SUPPLIED ENTRIES:
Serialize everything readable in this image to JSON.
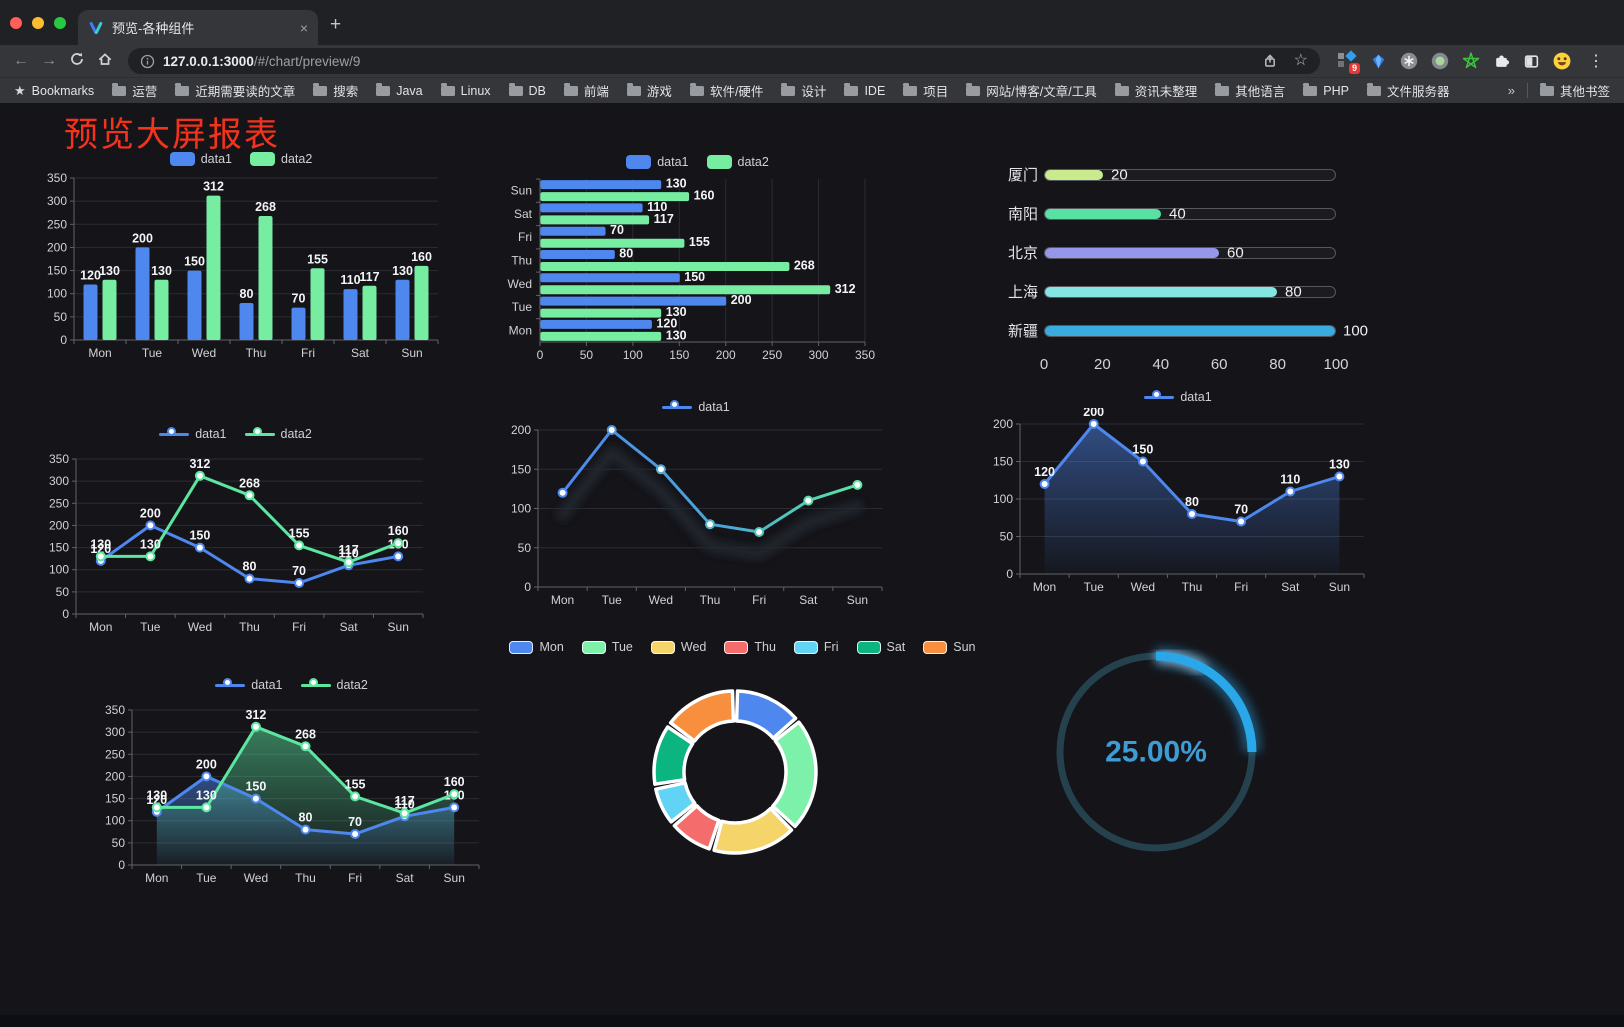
{
  "window": {
    "tab_title": "预览-各种组件",
    "url_host": "127.0.0.1:3000",
    "url_path": "/#/chart/preview/9",
    "bookmarks_label": "Bookmarks",
    "bookmarks": [
      "运营",
      "近期需要读的文章",
      "搜索",
      "Java",
      "Linux",
      "DB",
      "前端",
      "游戏",
      "软件/硬件",
      "设计",
      "IDE",
      "项目",
      "网站/博客/文章/工具",
      "资讯未整理",
      "其他语言",
      "PHP",
      "文件服务器"
    ],
    "other_bookmarks": "其他书签",
    "extension_badge": "9",
    "glyphs": {
      "close": "×",
      "plus": "+",
      "back": "←",
      "forward": "→",
      "menu": "⋮",
      "star_outline": "☆",
      "bookmarks_star": "★",
      "overflow": "»"
    }
  },
  "page": {
    "title": "预览大屏报表",
    "title_color": "#f5331c"
  },
  "chart_data": [
    {
      "id": "grouped-bar",
      "type": "bar",
      "categories": [
        "Mon",
        "Tue",
        "Wed",
        "Thu",
        "Fri",
        "Sat",
        "Sun"
      ],
      "series": [
        {
          "name": "data1",
          "color": "#4e87ed",
          "values": [
            120,
            200,
            150,
            80,
            70,
            110,
            130
          ]
        },
        {
          "name": "data2",
          "color": "#77eda2",
          "values": [
            130,
            130,
            312,
            268,
            155,
            117,
            160
          ]
        }
      ],
      "ylim": [
        0,
        350
      ],
      "ytick": 50,
      "legend_position": "top",
      "grid": true
    },
    {
      "id": "horizontal-bar",
      "type": "bar",
      "orientation": "horizontal",
      "categories": [
        "Mon",
        "Tue",
        "Wed",
        "Thu",
        "Fri",
        "Sat",
        "Sun"
      ],
      "series": [
        {
          "name": "data1",
          "color": "#4e87ed",
          "values": [
            120,
            200,
            150,
            80,
            70,
            110,
            130
          ]
        },
        {
          "name": "data2",
          "color": "#77eda2",
          "values": [
            130,
            130,
            312,
            268,
            155,
            117,
            160
          ]
        }
      ],
      "xlim": [
        0,
        350
      ],
      "xtick": 50,
      "legend_position": "top",
      "grid": true
    },
    {
      "id": "progress-bars",
      "type": "bar",
      "subtype": "progress-list",
      "rows": [
        {
          "label": "厦门",
          "value": 20,
          "color": "#c9eb8e"
        },
        {
          "label": "南阳",
          "value": 40,
          "color": "#57e2a3"
        },
        {
          "label": "北京",
          "value": 60,
          "color": "#9697e9"
        },
        {
          "label": "上海",
          "value": 80,
          "color": "#85e5e2"
        },
        {
          "label": "新疆",
          "value": 100,
          "color": "#39abde"
        }
      ],
      "xlim": [
        0,
        100
      ],
      "xticks": [
        0,
        20,
        40,
        60,
        80,
        100
      ]
    },
    {
      "id": "line-two-series",
      "type": "line",
      "categories": [
        "Mon",
        "Tue",
        "Wed",
        "Thu",
        "Fri",
        "Sat",
        "Sun"
      ],
      "series": [
        {
          "name": "data1",
          "color": "#4e87ed",
          "values": [
            120,
            200,
            150,
            80,
            70,
            110,
            130
          ]
        },
        {
          "name": "data2",
          "color": "#5ce6a0",
          "values": [
            130,
            130,
            312,
            268,
            155,
            117,
            160
          ]
        }
      ],
      "ylim": [
        0,
        350
      ],
      "ytick": 50,
      "labels": true,
      "legend_position": "top"
    },
    {
      "id": "line-gradient",
      "type": "line",
      "categories": [
        "Mon",
        "Tue",
        "Wed",
        "Thu",
        "Fri",
        "Sat",
        "Sun"
      ],
      "series": [
        {
          "name": "data1",
          "gradient": [
            "#4e87ed",
            "#5ce6a0"
          ],
          "values": [
            120,
            200,
            150,
            80,
            70,
            110,
            130
          ]
        }
      ],
      "ylim": [
        0,
        200
      ],
      "ytick": 50,
      "labels": false,
      "legend_position": "top"
    },
    {
      "id": "line-area",
      "type": "area",
      "categories": [
        "Mon",
        "Tue",
        "Wed",
        "Thu",
        "Fri",
        "Sat",
        "Sun"
      ],
      "series": [
        {
          "name": "data1",
          "color": "#4e87ed",
          "values": [
            120,
            200,
            150,
            80,
            70,
            110,
            130
          ],
          "area": true
        }
      ],
      "ylim": [
        0,
        200
      ],
      "ytick": 50,
      "labels": true,
      "legend_position": "top"
    },
    {
      "id": "area-two-series",
      "type": "area",
      "categories": [
        "Mon",
        "Tue",
        "Wed",
        "Thu",
        "Fri",
        "Sat",
        "Sun"
      ],
      "series": [
        {
          "name": "data1",
          "color": "#4e87ed",
          "values": [
            120,
            200,
            150,
            80,
            70,
            110,
            130
          ],
          "area": true
        },
        {
          "name": "data2",
          "color": "#5ce6a0",
          "values": [
            130,
            130,
            312,
            268,
            155,
            117,
            160
          ],
          "area": true
        }
      ],
      "ylim": [
        0,
        350
      ],
      "ytick": 50,
      "labels": true,
      "legend_position": "top"
    },
    {
      "id": "donut",
      "type": "pie",
      "categories": [
        "Mon",
        "Tue",
        "Wed",
        "Thu",
        "Fri",
        "Sat",
        "Sun"
      ],
      "values": [
        120,
        200,
        150,
        80,
        70,
        110,
        130
      ],
      "colors": [
        "#4e87ed",
        "#7df0aa",
        "#f5d469",
        "#f56c6c",
        "#61d4f5",
        "#0cb57f",
        "#f78f3f"
      ],
      "inner_radius_ratio": 0.63,
      "legend_position": "top"
    },
    {
      "id": "ring-progress",
      "type": "pie",
      "subtype": "ring-progress",
      "value": 25,
      "label": "25.00%",
      "color": "#2aa7e9",
      "track_color": "#24414d",
      "text_color": "#3f9bd3"
    }
  ]
}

EXERCISE INSTRUCTIONS: Within the records above, how many lines include the word "ring"? State the number by itself.

WRITTEN RESPONSE: 2